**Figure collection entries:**

──────────────────────────────

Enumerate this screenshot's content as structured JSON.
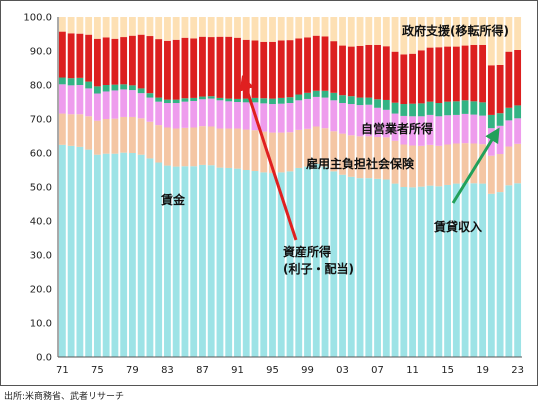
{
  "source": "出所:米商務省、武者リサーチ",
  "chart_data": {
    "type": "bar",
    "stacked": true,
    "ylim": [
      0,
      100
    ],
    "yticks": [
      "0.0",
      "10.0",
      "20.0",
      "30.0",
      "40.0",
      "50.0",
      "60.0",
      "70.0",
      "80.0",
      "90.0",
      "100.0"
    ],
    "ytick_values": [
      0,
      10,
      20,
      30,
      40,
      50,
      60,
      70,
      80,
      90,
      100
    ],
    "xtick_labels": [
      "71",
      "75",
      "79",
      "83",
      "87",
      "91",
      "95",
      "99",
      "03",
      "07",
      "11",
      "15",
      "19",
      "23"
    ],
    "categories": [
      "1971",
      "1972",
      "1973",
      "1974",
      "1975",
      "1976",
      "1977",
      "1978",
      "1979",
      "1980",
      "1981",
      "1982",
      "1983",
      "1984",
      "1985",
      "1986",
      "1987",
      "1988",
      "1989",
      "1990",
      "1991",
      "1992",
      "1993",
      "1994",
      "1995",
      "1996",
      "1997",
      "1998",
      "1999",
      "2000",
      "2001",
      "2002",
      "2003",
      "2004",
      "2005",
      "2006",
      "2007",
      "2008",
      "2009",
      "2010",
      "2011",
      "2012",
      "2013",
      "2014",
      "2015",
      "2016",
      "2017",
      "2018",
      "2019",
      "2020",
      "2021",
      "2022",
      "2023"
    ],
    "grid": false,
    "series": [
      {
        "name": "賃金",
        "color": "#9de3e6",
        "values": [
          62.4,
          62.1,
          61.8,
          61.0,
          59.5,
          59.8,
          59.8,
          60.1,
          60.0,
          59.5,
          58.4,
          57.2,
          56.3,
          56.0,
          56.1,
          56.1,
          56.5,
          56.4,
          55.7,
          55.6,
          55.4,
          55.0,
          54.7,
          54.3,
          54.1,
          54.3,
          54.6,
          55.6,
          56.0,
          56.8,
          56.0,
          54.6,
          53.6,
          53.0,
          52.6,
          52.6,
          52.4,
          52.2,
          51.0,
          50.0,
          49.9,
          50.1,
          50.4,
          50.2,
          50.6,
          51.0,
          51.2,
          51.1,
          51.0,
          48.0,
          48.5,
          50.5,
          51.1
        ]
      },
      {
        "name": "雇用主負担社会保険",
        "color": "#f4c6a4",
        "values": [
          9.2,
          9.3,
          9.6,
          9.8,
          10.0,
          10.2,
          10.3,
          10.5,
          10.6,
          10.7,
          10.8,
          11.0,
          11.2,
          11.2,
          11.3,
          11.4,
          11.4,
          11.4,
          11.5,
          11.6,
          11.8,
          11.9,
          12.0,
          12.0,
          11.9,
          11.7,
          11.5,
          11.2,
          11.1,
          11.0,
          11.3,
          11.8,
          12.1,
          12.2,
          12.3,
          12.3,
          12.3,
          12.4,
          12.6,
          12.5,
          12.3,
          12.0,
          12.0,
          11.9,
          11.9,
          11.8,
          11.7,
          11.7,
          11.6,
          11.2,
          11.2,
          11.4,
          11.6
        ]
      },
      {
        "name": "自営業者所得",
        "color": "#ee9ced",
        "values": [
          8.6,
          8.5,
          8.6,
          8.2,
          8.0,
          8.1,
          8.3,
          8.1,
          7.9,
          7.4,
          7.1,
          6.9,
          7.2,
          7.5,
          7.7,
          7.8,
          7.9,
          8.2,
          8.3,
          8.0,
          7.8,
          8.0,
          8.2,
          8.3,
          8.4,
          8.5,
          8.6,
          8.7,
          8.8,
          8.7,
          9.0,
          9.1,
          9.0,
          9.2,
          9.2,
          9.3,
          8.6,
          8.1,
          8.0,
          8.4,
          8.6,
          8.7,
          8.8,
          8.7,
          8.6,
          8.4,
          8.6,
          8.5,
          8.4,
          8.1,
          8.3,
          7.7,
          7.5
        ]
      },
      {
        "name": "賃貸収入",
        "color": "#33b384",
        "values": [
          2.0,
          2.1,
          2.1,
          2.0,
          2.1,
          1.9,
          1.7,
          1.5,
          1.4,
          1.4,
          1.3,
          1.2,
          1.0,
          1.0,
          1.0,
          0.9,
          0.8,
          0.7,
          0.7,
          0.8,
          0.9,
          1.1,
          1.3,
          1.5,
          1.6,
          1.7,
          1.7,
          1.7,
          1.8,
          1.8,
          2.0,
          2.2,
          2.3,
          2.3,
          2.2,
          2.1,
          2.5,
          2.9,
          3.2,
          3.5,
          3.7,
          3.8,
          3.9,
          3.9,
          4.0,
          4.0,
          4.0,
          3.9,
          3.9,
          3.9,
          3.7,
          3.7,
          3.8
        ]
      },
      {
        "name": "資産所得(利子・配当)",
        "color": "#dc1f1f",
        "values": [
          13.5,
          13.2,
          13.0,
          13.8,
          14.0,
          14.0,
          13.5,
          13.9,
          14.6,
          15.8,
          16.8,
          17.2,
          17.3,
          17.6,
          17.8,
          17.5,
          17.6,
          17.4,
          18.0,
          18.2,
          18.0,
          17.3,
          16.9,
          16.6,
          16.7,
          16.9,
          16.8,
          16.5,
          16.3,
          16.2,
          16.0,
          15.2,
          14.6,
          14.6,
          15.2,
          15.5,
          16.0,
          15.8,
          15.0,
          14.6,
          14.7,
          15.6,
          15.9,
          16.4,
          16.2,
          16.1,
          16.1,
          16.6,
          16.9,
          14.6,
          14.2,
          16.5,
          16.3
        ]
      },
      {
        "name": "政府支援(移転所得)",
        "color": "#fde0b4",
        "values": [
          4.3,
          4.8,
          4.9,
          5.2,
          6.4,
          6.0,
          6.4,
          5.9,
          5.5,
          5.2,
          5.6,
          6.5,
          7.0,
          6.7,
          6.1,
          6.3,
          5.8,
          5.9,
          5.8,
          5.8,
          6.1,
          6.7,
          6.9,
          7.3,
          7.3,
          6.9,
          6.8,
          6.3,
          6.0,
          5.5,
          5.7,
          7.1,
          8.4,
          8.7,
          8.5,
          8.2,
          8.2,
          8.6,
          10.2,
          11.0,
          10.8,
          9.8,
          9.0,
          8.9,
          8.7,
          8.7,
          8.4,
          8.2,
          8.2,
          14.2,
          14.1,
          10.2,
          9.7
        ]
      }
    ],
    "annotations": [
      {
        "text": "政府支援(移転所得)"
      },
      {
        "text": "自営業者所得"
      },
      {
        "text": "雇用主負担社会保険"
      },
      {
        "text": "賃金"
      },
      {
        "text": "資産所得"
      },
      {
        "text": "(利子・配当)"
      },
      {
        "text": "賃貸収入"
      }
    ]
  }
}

──────────────────────────────

**Directive:** Output the records above exactly; leave out the pictures.

**Output of the exercise:**
Enumerate this screenshot's content as structured JSON.
{
  "source": "出所:米商務省、武者リサーチ",
  "chart_data": {
    "type": "bar",
    "stacked": true,
    "ylim": [
      0,
      100
    ],
    "yticks": [
      "0.0",
      "10.0",
      "20.0",
      "30.0",
      "40.0",
      "50.0",
      "60.0",
      "70.0",
      "80.0",
      "90.0",
      "100.0"
    ],
    "ytick_values": [
      0,
      10,
      20,
      30,
      40,
      50,
      60,
      70,
      80,
      90,
      100
    ],
    "xtick_labels": [
      "71",
      "75",
      "79",
      "83",
      "87",
      "91",
      "95",
      "99",
      "03",
      "07",
      "11",
      "15",
      "19",
      "23"
    ],
    "categories": [
      "1971",
      "1972",
      "1973",
      "1974",
      "1975",
      "1976",
      "1977",
      "1978",
      "1979",
      "1980",
      "1981",
      "1982",
      "1983",
      "1984",
      "1985",
      "1986",
      "1987",
      "1988",
      "1989",
      "1990",
      "1991",
      "1992",
      "1993",
      "1994",
      "1995",
      "1996",
      "1997",
      "1998",
      "1999",
      "2000",
      "2001",
      "2002",
      "2003",
      "2004",
      "2005",
      "2006",
      "2007",
      "2008",
      "2009",
      "2010",
      "2011",
      "2012",
      "2013",
      "2014",
      "2015",
      "2016",
      "2017",
      "2018",
      "2019",
      "2020",
      "2021",
      "2022",
      "2023"
    ],
    "grid": false,
    "series": [
      {
        "name": "賃金",
        "color": "#9de3e6",
        "values": [
          62.4,
          62.1,
          61.8,
          61.0,
          59.5,
          59.8,
          59.8,
          60.1,
          60.0,
          59.5,
          58.4,
          57.2,
          56.3,
          56.0,
          56.1,
          56.1,
          56.5,
          56.4,
          55.7,
          55.6,
          55.4,
          55.0,
          54.7,
          54.3,
          54.1,
          54.3,
          54.6,
          55.6,
          56.0,
          56.8,
          56.0,
          54.6,
          53.6,
          53.0,
          52.6,
          52.6,
          52.4,
          52.2,
          51.0,
          50.0,
          49.9,
          50.1,
          50.4,
          50.2,
          50.6,
          51.0,
          51.2,
          51.1,
          51.0,
          48.0,
          48.5,
          50.5,
          51.1
        ]
      },
      {
        "name": "雇用主負担社会保険",
        "color": "#f4c6a4",
        "values": [
          9.2,
          9.3,
          9.6,
          9.8,
          10.0,
          10.2,
          10.3,
          10.5,
          10.6,
          10.7,
          10.8,
          11.0,
          11.2,
          11.2,
          11.3,
          11.4,
          11.4,
          11.4,
          11.5,
          11.6,
          11.8,
          11.9,
          12.0,
          12.0,
          11.9,
          11.7,
          11.5,
          11.2,
          11.1,
          11.0,
          11.3,
          11.8,
          12.1,
          12.2,
          12.3,
          12.3,
          12.3,
          12.4,
          12.6,
          12.5,
          12.3,
          12.0,
          12.0,
          11.9,
          11.9,
          11.8,
          11.7,
          11.7,
          11.6,
          11.2,
          11.2,
          11.4,
          11.6
        ]
      },
      {
        "name": "自営業者所得",
        "color": "#ee9ced",
        "values": [
          8.6,
          8.5,
          8.6,
          8.2,
          8.0,
          8.1,
          8.3,
          8.1,
          7.9,
          7.4,
          7.1,
          6.9,
          7.2,
          7.5,
          7.7,
          7.8,
          7.9,
          8.2,
          8.3,
          8.0,
          7.8,
          8.0,
          8.2,
          8.3,
          8.4,
          8.5,
          8.6,
          8.7,
          8.8,
          8.7,
          9.0,
          9.1,
          9.0,
          9.2,
          9.2,
          9.3,
          8.6,
          8.1,
          8.0,
          8.4,
          8.6,
          8.7,
          8.8,
          8.7,
          8.6,
          8.4,
          8.6,
          8.5,
          8.4,
          8.1,
          8.3,
          7.7,
          7.5
        ]
      },
      {
        "name": "賃貸収入",
        "color": "#33b384",
        "values": [
          2.0,
          2.1,
          2.1,
          2.0,
          2.1,
          1.9,
          1.7,
          1.5,
          1.4,
          1.4,
          1.3,
          1.2,
          1.0,
          1.0,
          1.0,
          0.9,
          0.8,
          0.7,
          0.7,
          0.8,
          0.9,
          1.1,
          1.3,
          1.5,
          1.6,
          1.7,
          1.7,
          1.7,
          1.8,
          1.8,
          2.0,
          2.2,
          2.3,
          2.3,
          2.2,
          2.1,
          2.5,
          2.9,
          3.2,
          3.5,
          3.7,
          3.8,
          3.9,
          3.9,
          4.0,
          4.0,
          4.0,
          3.9,
          3.9,
          3.9,
          3.7,
          3.7,
          3.8
        ]
      },
      {
        "name": "資産所得(利子・配当)",
        "color": "#dc1f1f",
        "values": [
          13.5,
          13.2,
          13.0,
          13.8,
          14.0,
          14.0,
          13.5,
          13.9,
          14.6,
          15.8,
          16.8,
          17.2,
          17.3,
          17.6,
          17.8,
          17.5,
          17.6,
          17.4,
          18.0,
          18.2,
          18.0,
          17.3,
          16.9,
          16.6,
          16.7,
          16.9,
          16.8,
          16.5,
          16.3,
          16.2,
          16.0,
          15.2,
          14.6,
          14.6,
          15.2,
          15.5,
          16.0,
          15.8,
          15.0,
          14.6,
          14.7,
          15.6,
          15.9,
          16.4,
          16.2,
          16.1,
          16.1,
          16.6,
          16.9,
          14.6,
          14.2,
          16.5,
          16.3
        ]
      },
      {
        "name": "政府支援(移転所得)",
        "color": "#fde0b4",
        "values": [
          4.3,
          4.8,
          4.9,
          5.2,
          6.4,
          6.0,
          6.4,
          5.9,
          5.5,
          5.2,
          5.6,
          6.5,
          7.0,
          6.7,
          6.1,
          6.3,
          5.8,
          5.9,
          5.8,
          5.8,
          6.1,
          6.7,
          6.9,
          7.3,
          7.3,
          6.9,
          6.8,
          6.3,
          6.0,
          5.5,
          5.7,
          7.1,
          8.4,
          8.7,
          8.5,
          8.2,
          8.2,
          8.6,
          10.2,
          11.0,
          10.8,
          9.8,
          9.0,
          8.9,
          8.7,
          8.7,
          8.4,
          8.2,
          8.2,
          14.2,
          14.1,
          10.2,
          9.7
        ]
      }
    ],
    "annotations": [
      {
        "text": "政府支援(移転所得)"
      },
      {
        "text": "自営業者所得"
      },
      {
        "text": "雇用主負担社会保険"
      },
      {
        "text": "賃金"
      },
      {
        "text": "資産所得"
      },
      {
        "text": "(利子・配当)"
      },
      {
        "text": "賃貸収入"
      }
    ]
  }
}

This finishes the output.